▶ _Your goal_
Copy out all the entries word for word.

— start of The records —

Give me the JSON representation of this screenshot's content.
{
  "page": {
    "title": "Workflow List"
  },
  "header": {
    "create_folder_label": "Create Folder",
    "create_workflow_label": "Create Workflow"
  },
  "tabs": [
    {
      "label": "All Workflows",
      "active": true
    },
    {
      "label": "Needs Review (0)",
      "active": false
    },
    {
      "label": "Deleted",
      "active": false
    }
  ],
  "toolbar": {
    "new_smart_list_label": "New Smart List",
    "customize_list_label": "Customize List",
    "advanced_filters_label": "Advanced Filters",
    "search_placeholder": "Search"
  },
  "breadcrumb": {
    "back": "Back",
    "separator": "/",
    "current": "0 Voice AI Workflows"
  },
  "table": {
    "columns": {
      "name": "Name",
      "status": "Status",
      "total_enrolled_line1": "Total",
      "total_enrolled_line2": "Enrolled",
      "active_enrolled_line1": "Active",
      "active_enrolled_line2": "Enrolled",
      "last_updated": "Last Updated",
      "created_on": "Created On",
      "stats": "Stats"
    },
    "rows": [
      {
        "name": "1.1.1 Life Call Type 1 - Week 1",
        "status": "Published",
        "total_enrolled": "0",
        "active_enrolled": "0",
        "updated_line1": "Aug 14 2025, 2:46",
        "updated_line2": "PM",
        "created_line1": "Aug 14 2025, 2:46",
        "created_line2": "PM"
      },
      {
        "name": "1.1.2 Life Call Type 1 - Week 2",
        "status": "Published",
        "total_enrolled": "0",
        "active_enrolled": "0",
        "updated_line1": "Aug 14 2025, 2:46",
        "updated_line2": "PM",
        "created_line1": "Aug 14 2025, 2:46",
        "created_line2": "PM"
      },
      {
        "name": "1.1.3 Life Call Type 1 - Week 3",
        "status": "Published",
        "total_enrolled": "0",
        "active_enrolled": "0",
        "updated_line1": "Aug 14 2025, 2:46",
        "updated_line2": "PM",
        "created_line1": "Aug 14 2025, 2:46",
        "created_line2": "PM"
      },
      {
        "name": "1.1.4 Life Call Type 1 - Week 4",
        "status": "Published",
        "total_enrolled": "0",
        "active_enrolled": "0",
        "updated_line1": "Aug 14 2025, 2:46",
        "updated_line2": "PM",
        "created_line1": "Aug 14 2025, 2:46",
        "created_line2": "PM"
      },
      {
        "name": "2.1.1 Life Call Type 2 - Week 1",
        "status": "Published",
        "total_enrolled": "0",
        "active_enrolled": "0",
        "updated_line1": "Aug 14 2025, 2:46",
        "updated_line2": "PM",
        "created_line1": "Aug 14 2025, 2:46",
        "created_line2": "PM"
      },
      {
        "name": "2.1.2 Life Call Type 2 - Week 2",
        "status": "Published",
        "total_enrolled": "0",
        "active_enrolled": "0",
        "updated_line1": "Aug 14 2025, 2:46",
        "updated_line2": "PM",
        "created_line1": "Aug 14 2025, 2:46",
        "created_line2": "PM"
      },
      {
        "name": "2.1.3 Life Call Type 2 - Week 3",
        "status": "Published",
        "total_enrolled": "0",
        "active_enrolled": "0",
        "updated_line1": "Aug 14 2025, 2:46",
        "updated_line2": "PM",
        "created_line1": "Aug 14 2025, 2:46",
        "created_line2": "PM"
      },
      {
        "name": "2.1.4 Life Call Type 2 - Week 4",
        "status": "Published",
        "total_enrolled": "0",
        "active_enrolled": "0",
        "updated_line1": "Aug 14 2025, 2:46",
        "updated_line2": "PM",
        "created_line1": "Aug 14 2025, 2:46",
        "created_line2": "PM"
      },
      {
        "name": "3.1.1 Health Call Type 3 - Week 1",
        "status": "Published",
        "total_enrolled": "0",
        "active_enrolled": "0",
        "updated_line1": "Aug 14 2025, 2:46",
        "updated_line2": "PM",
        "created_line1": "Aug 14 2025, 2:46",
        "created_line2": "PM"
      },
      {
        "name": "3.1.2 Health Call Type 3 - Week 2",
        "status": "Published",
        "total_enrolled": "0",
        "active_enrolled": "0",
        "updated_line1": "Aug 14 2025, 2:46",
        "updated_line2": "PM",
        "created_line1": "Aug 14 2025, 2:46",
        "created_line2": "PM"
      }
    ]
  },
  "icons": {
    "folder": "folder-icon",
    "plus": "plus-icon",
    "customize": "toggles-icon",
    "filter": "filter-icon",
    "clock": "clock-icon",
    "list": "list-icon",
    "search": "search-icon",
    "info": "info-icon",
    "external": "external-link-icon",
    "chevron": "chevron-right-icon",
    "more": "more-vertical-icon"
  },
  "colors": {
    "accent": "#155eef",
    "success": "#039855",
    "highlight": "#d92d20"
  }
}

— end of The records —

▶ _Expected answer_
Give me the JSON representation of this screenshot's content.
{
  "page": {
    "title": "Workflow List"
  },
  "header": {
    "create_folder_label": "Create Folder",
    "create_workflow_label": "Create Workflow"
  },
  "tabs": [
    {
      "label": "All Workflows",
      "active": true
    },
    {
      "label": "Needs Review (0)",
      "active": false
    },
    {
      "label": "Deleted",
      "active": false
    }
  ],
  "toolbar": {
    "new_smart_list_label": "New Smart List",
    "customize_list_label": "Customize List",
    "advanced_filters_label": "Advanced Filters",
    "search_placeholder": "Search"
  },
  "breadcrumb": {
    "back": "Back",
    "separator": "/",
    "current": "0 Voice AI Workflows"
  },
  "table": {
    "columns": {
      "name": "Name",
      "status": "Status",
      "total_enrolled_line1": "Total",
      "total_enrolled_line2": "Enrolled",
      "active_enrolled_line1": "Active",
      "active_enrolled_line2": "Enrolled",
      "last_updated": "Last Updated",
      "created_on": "Created On",
      "stats": "Stats"
    },
    "rows": [
      {
        "name": "1.1.1 Life Call Type 1 - Week 1",
        "status": "Published",
        "total_enrolled": "0",
        "active_enrolled": "0",
        "updated_line1": "Aug 14 2025, 2:46",
        "updated_line2": "PM",
        "created_line1": "Aug 14 2025, 2:46",
        "created_line2": "PM"
      },
      {
        "name": "1.1.2 Life Call Type 1 - Week 2",
        "status": "Published",
        "total_enrolled": "0",
        "active_enrolled": "0",
        "updated_line1": "Aug 14 2025, 2:46",
        "updated_line2": "PM",
        "created_line1": "Aug 14 2025, 2:46",
        "created_line2": "PM"
      },
      {
        "name": "1.1.3 Life Call Type 1 - Week 3",
        "status": "Published",
        "total_enrolled": "0",
        "active_enrolled": "0",
        "updated_line1": "Aug 14 2025, 2:46",
        "updated_line2": "PM",
        "created_line1": "Aug 14 2025, 2:46",
        "created_line2": "PM"
      },
      {
        "name": "1.1.4 Life Call Type 1 - Week 4",
        "status": "Published",
        "total_enrolled": "0",
        "active_enrolled": "0",
        "updated_line1": "Aug 14 2025, 2:46",
        "updated_line2": "PM",
        "created_line1": "Aug 14 2025, 2:46",
        "created_line2": "PM"
      },
      {
        "name": "2.1.1 Life Call Type 2 - Week 1",
        "status": "Published",
        "total_enrolled": "0",
        "active_enrolled": "0",
        "updated_line1": "Aug 14 2025, 2:46",
        "updated_line2": "PM",
        "created_line1": "Aug 14 2025, 2:46",
        "created_line2": "PM"
      },
      {
        "name": "2.1.2 Life Call Type 2 - Week 2",
        "status": "Published",
        "total_enrolled": "0",
        "active_enrolled": "0",
        "updated_line1": "Aug 14 2025, 2:46",
        "updated_line2": "PM",
        "created_line1": "Aug 14 2025, 2:46",
        "created_line2": "PM"
      },
      {
        "name": "2.1.3 Life Call Type 2 - Week 3",
        "status": "Published",
        "total_enrolled": "0",
        "active_enrolled": "0",
        "updated_line1": "Aug 14 2025, 2:46",
        "updated_line2": "PM",
        "created_line1": "Aug 14 2025, 2:46",
        "created_line2": "PM"
      },
      {
        "name": "2.1.4 Life Call Type 2 - Week 4",
        "status": "Published",
        "total_enrolled": "0",
        "active_enrolled": "0",
        "updated_line1": "Aug 14 2025, 2:46",
        "updated_line2": "PM",
        "created_line1": "Aug 14 2025, 2:46",
        "created_line2": "PM"
      },
      {
        "name": "3.1.1 Health Call Type 3 - Week 1",
        "status": "Published",
        "total_enrolled": "0",
        "active_enrolled": "0",
        "updated_line1": "Aug 14 2025, 2:46",
        "updated_line2": "PM",
        "created_line1": "Aug 14 2025, 2:46",
        "created_line2": "PM"
      },
      {
        "name": "3.1.2 Health Call Type 3 - Week 2",
        "status": "Published",
        "total_enrolled": "0",
        "active_enrolled": "0",
        "updated_line1": "Aug 14 2025, 2:46",
        "updated_line2": "PM",
        "created_line1": "Aug 14 2025, 2:46",
        "created_line2": "PM"
      }
    ]
  },
  "icons": {
    "folder": "folder-icon",
    "plus": "plus-icon",
    "customize": "toggles-icon",
    "filter": "filter-icon",
    "clock": "clock-icon",
    "list": "list-icon",
    "search": "search-icon",
    "info": "info-icon",
    "external": "external-link-icon",
    "chevron": "chevron-right-icon",
    "more": "more-vertical-icon"
  },
  "colors": {
    "accent": "#155eef",
    "success": "#039855",
    "highlight": "#d92d20"
  }
}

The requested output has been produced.